[Stored items from a collection]
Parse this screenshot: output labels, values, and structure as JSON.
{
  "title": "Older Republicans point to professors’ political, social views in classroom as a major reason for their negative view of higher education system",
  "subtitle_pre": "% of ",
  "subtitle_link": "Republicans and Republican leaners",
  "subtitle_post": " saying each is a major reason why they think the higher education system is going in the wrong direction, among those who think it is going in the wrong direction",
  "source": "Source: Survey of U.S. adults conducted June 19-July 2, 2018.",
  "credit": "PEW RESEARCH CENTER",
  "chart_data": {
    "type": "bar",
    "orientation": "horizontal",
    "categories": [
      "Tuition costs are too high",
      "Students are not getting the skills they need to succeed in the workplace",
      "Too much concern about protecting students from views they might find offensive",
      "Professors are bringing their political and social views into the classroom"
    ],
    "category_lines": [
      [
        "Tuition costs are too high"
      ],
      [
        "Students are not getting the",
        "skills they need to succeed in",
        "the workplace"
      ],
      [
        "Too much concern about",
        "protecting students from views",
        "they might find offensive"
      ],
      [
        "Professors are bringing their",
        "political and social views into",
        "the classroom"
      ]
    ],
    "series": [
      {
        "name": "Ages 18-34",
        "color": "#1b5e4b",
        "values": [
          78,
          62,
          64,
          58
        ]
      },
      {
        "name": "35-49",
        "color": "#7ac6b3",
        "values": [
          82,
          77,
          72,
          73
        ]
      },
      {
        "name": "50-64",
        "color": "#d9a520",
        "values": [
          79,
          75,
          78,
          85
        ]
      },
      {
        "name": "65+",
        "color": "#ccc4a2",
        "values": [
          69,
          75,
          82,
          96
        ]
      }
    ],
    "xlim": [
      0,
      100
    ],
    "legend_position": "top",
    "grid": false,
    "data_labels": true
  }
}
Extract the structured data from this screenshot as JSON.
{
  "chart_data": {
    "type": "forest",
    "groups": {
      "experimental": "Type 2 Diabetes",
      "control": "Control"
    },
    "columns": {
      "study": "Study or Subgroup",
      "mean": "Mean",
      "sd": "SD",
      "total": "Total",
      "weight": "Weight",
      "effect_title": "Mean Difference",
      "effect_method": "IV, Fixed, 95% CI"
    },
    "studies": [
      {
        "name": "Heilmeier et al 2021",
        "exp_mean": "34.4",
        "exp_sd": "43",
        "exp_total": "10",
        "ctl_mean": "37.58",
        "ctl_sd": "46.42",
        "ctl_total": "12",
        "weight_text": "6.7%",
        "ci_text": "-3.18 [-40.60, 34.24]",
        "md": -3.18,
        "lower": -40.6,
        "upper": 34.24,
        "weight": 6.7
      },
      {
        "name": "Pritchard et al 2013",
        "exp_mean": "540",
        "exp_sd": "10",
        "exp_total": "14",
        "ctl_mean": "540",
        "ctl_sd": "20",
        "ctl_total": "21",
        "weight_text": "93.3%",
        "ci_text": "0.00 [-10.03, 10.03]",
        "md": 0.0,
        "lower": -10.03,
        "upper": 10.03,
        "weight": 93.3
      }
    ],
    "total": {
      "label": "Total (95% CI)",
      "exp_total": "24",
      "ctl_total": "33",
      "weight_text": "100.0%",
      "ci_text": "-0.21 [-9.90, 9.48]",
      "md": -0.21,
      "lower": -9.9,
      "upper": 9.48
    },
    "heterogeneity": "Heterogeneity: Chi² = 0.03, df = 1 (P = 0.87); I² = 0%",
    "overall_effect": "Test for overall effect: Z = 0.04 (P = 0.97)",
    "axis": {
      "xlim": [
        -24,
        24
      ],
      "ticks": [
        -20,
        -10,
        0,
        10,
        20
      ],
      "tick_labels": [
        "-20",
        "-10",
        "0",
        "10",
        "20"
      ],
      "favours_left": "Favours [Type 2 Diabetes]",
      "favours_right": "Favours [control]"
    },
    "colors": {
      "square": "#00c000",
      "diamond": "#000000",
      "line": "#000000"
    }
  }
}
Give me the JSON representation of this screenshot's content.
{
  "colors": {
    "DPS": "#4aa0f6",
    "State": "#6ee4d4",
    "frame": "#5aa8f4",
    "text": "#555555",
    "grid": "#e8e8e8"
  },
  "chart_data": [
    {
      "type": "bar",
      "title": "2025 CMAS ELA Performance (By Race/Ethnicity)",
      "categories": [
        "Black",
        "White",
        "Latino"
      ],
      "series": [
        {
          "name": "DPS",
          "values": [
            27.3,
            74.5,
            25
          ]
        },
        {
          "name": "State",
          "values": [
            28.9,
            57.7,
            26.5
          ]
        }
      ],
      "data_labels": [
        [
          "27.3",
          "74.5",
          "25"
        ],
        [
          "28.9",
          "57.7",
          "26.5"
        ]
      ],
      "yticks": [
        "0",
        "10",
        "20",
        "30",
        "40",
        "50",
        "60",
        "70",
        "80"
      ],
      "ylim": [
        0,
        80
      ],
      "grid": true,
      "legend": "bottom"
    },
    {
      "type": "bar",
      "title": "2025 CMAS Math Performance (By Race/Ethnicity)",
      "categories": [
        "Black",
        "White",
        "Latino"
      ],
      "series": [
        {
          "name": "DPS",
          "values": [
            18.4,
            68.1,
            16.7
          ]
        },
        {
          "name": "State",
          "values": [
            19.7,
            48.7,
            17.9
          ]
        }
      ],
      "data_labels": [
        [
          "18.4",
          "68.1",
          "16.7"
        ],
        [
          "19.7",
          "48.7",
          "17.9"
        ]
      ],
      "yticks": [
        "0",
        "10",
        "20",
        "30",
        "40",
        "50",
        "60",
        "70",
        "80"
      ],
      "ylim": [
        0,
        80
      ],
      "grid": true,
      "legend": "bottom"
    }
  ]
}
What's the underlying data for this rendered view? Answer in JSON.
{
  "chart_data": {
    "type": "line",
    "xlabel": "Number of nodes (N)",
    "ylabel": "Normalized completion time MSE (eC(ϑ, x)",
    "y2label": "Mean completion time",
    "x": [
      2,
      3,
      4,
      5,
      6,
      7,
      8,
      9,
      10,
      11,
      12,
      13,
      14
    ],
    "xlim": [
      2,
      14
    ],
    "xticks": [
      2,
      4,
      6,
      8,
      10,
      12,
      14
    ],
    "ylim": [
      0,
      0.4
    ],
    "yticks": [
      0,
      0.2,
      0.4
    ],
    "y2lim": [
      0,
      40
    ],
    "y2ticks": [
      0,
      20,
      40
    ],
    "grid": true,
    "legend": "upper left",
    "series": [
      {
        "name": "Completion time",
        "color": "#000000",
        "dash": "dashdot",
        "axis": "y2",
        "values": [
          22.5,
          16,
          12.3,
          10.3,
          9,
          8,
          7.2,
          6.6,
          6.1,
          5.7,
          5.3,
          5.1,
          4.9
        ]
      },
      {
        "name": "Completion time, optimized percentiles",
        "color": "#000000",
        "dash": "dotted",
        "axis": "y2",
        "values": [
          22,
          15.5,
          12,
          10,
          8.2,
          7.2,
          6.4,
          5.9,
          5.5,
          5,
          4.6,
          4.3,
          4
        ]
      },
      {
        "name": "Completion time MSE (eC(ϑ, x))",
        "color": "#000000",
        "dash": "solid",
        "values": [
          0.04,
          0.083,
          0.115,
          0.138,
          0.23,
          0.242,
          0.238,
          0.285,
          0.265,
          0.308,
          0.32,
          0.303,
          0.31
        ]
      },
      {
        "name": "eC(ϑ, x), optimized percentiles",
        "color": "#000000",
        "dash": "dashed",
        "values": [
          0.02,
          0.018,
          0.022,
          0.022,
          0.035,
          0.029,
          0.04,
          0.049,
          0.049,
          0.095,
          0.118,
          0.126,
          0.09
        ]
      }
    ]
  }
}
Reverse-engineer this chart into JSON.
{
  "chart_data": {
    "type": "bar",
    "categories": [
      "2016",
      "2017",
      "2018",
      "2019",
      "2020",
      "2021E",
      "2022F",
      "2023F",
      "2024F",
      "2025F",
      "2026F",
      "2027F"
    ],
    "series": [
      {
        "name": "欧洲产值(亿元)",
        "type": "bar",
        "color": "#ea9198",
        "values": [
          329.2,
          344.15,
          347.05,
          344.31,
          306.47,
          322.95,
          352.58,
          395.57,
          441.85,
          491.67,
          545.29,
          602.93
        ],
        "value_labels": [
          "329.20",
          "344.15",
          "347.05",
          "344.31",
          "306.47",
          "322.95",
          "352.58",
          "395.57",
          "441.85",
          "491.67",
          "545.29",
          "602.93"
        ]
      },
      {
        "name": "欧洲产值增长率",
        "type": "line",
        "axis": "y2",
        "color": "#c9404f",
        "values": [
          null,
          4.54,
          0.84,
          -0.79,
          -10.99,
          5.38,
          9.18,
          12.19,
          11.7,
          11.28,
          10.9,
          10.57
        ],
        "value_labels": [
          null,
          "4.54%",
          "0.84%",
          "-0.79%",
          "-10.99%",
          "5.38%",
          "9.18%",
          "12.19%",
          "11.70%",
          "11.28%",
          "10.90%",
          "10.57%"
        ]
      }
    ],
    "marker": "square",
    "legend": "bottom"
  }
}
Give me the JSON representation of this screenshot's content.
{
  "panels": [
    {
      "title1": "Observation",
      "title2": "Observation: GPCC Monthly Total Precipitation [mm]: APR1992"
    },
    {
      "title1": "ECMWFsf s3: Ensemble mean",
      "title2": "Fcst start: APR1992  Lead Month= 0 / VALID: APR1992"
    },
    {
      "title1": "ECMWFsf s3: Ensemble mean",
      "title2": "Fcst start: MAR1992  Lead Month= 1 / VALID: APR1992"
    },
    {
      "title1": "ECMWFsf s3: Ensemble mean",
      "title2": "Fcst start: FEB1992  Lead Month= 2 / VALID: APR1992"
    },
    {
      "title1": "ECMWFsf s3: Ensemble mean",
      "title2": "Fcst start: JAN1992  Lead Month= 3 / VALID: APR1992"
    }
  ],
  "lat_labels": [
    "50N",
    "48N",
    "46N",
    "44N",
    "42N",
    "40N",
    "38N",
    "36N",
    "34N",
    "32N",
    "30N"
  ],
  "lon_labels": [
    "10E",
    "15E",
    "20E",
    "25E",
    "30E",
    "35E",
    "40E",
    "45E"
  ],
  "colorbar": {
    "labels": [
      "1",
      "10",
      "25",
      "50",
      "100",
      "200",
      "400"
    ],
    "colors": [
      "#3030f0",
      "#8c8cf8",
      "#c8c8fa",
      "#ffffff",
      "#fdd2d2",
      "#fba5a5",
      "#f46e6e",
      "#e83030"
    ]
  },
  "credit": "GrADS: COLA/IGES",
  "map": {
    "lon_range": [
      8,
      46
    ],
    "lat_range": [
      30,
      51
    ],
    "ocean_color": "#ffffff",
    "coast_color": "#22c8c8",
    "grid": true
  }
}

### Instructions for the task
Copy every line of the data that holds the string "Republicans".

### Task solution
  "title": "Older Republicans point to professors’ political, social views in classroom as a major reason for their negative view of higher education system",
  "subtitle_link": "Republicans and Republican leaners",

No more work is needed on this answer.